*Aim*:
Where a line of the material contains the string "false", copy that line.
■ ■ ■
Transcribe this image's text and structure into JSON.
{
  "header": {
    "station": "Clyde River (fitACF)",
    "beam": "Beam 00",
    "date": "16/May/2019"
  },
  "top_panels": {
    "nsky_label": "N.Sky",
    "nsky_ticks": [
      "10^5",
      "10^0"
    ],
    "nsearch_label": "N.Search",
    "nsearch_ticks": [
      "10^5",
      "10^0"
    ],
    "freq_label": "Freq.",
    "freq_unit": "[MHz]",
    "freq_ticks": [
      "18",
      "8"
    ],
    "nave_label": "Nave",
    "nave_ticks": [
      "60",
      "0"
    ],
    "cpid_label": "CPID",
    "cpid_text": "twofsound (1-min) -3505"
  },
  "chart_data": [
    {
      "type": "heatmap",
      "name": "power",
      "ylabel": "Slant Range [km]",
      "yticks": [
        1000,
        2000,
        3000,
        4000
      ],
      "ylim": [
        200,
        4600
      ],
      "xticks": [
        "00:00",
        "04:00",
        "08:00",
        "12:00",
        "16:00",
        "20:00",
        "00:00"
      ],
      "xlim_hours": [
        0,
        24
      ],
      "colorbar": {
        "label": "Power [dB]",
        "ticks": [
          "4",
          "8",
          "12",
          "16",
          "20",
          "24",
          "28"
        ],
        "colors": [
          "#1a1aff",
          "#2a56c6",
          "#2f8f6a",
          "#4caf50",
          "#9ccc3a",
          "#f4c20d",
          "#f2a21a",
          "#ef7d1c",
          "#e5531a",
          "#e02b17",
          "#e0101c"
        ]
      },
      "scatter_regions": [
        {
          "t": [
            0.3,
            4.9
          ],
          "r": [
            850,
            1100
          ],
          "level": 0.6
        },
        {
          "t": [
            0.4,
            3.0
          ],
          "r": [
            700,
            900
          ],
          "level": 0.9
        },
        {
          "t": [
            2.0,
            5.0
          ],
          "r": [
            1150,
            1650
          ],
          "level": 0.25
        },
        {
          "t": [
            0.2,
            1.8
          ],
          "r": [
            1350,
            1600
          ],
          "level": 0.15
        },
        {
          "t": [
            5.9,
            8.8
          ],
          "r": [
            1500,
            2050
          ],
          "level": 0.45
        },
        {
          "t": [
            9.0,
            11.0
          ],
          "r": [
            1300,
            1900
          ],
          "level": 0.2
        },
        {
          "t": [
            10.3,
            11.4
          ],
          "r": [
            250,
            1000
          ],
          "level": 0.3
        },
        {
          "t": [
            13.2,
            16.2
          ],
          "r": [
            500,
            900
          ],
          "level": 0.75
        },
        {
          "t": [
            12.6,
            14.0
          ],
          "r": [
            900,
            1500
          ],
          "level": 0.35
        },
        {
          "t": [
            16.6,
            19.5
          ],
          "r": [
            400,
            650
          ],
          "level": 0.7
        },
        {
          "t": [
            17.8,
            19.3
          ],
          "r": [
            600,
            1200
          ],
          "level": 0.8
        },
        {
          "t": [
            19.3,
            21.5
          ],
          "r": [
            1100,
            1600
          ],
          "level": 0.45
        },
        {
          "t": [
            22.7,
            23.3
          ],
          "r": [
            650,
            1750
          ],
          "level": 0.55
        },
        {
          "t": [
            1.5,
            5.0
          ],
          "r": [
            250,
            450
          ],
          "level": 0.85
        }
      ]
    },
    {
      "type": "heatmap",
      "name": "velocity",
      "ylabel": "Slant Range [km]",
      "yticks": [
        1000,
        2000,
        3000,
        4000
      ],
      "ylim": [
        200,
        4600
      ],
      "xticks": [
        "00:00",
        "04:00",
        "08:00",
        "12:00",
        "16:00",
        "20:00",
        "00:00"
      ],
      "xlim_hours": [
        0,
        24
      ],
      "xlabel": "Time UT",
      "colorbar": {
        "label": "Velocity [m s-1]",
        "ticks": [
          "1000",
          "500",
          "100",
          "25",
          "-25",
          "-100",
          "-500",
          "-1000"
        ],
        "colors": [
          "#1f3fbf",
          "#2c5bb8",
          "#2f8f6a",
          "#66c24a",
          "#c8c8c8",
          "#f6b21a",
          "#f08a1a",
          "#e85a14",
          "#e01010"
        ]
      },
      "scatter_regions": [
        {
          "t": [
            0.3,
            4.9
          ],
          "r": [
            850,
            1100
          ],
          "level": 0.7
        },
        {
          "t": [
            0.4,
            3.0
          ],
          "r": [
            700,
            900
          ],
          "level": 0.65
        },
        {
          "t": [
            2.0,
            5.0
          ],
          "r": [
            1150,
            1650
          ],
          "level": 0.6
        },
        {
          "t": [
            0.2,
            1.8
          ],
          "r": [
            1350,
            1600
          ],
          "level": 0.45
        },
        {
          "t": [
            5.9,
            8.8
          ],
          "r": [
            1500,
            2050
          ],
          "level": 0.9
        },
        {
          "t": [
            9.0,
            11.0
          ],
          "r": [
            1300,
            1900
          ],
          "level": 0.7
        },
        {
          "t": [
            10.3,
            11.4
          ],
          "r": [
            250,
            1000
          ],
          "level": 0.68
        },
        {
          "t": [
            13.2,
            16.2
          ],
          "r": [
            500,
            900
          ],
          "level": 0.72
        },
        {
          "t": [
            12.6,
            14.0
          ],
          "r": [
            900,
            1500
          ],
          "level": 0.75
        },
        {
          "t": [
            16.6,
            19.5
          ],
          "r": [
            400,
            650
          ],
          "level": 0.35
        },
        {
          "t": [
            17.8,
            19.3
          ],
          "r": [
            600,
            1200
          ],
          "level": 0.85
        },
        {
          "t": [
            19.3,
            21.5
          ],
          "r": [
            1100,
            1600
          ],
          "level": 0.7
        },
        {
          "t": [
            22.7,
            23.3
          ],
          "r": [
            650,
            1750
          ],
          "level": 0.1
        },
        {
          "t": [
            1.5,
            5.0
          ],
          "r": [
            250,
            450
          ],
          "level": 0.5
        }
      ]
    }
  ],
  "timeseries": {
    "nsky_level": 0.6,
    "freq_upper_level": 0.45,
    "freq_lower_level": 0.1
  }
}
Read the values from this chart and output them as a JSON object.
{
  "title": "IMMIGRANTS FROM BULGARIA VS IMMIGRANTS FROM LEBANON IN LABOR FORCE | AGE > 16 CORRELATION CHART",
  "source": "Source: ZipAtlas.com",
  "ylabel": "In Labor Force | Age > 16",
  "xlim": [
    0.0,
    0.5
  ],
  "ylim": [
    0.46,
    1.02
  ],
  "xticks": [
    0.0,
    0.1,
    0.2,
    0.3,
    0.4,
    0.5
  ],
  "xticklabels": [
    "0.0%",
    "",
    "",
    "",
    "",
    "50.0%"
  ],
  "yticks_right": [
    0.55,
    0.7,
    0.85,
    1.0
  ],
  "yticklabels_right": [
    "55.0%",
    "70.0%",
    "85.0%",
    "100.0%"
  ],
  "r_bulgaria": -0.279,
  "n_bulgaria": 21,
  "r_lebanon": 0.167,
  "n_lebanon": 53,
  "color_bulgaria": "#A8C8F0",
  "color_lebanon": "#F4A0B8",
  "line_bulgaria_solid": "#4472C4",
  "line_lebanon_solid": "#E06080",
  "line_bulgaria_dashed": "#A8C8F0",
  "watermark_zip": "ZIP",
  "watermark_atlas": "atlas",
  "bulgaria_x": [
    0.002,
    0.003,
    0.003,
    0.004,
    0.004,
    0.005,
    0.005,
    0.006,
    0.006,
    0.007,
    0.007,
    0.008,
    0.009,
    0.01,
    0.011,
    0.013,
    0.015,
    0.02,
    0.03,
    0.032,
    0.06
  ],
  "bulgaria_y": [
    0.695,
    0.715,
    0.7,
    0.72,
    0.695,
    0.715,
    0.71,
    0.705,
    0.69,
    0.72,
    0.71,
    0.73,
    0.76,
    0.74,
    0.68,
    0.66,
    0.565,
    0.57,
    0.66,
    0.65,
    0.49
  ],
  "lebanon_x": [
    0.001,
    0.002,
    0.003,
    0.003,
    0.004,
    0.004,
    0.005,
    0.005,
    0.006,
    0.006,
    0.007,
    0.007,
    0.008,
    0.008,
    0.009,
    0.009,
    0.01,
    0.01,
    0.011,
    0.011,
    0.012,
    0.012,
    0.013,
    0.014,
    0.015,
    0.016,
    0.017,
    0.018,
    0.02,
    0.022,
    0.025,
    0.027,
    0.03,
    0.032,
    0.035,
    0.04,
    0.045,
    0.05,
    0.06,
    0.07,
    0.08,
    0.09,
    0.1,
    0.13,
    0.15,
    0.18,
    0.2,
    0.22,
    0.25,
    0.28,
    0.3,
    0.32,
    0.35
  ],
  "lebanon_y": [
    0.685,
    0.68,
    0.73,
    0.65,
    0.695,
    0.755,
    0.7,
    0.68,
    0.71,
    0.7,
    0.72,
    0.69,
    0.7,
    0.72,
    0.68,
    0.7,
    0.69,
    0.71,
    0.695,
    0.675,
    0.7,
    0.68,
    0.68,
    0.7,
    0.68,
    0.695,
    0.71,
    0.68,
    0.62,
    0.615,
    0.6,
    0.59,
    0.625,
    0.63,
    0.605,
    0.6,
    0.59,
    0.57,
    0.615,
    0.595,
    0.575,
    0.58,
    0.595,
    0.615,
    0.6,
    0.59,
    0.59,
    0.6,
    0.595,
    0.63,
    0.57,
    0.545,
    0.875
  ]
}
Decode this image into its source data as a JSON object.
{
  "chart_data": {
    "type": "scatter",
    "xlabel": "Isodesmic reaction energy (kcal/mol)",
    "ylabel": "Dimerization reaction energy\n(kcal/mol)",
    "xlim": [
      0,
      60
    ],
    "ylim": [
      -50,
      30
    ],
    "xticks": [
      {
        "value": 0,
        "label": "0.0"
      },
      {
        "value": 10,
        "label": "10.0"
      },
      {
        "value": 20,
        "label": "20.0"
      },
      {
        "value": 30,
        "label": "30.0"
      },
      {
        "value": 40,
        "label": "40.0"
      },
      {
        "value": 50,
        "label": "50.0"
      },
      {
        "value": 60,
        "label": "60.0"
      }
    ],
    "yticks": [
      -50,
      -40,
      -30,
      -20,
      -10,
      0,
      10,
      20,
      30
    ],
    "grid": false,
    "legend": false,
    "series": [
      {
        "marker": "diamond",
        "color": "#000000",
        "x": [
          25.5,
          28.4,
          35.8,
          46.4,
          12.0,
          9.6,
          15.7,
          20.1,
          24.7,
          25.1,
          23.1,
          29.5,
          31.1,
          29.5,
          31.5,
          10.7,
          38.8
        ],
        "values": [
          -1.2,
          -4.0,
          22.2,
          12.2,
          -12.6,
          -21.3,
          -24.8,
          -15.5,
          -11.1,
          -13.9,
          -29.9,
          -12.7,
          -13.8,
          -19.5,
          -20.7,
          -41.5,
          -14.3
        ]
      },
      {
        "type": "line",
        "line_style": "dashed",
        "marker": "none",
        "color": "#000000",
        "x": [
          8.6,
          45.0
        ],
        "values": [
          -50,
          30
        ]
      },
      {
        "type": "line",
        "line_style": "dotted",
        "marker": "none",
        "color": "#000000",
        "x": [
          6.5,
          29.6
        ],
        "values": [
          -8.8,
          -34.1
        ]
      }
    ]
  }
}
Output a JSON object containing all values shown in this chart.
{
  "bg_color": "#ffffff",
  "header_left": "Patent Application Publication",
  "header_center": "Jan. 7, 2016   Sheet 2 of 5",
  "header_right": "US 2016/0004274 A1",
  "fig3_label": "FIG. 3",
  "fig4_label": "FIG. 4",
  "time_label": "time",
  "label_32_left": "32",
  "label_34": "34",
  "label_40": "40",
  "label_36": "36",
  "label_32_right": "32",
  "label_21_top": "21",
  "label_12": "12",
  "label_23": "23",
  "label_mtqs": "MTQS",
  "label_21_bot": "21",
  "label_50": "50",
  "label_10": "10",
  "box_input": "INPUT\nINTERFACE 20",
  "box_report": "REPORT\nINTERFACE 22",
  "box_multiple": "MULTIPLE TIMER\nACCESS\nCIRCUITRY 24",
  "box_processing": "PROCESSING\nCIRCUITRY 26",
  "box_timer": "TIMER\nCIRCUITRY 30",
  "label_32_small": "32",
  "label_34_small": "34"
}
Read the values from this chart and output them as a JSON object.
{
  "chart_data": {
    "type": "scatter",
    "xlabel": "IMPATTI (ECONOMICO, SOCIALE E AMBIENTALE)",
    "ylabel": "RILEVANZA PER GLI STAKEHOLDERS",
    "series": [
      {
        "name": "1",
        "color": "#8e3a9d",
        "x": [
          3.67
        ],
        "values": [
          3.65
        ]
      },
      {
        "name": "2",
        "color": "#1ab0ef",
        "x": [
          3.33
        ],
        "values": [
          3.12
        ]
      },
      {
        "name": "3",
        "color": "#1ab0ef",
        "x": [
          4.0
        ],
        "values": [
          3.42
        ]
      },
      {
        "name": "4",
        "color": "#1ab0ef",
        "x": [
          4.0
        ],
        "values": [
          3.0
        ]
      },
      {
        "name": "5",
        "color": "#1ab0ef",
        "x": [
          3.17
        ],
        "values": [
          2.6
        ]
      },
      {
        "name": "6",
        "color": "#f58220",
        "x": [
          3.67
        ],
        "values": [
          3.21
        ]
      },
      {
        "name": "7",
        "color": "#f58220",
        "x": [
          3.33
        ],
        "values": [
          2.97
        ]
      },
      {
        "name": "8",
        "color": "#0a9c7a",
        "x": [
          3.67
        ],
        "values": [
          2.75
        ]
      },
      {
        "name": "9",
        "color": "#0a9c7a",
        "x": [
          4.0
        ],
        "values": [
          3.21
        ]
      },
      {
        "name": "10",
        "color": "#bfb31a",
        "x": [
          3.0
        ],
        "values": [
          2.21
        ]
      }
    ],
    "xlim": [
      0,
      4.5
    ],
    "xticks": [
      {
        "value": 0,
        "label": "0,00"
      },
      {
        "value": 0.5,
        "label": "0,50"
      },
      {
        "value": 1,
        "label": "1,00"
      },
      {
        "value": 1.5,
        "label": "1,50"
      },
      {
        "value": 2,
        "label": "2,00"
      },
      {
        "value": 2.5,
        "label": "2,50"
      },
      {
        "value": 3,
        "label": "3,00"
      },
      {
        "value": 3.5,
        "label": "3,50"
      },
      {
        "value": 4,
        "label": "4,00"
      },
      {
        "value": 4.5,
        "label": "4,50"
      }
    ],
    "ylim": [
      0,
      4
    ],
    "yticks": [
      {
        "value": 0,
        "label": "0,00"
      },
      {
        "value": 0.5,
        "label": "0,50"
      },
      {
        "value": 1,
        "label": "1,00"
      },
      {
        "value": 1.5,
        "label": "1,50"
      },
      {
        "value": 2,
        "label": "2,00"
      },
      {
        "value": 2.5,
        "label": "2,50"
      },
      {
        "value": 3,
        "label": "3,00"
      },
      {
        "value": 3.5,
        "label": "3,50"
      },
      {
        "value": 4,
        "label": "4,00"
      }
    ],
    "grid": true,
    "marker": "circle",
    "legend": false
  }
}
■ ■ ■
*Task result*:
    "grid": false,
    "legend": false,
    "legend": false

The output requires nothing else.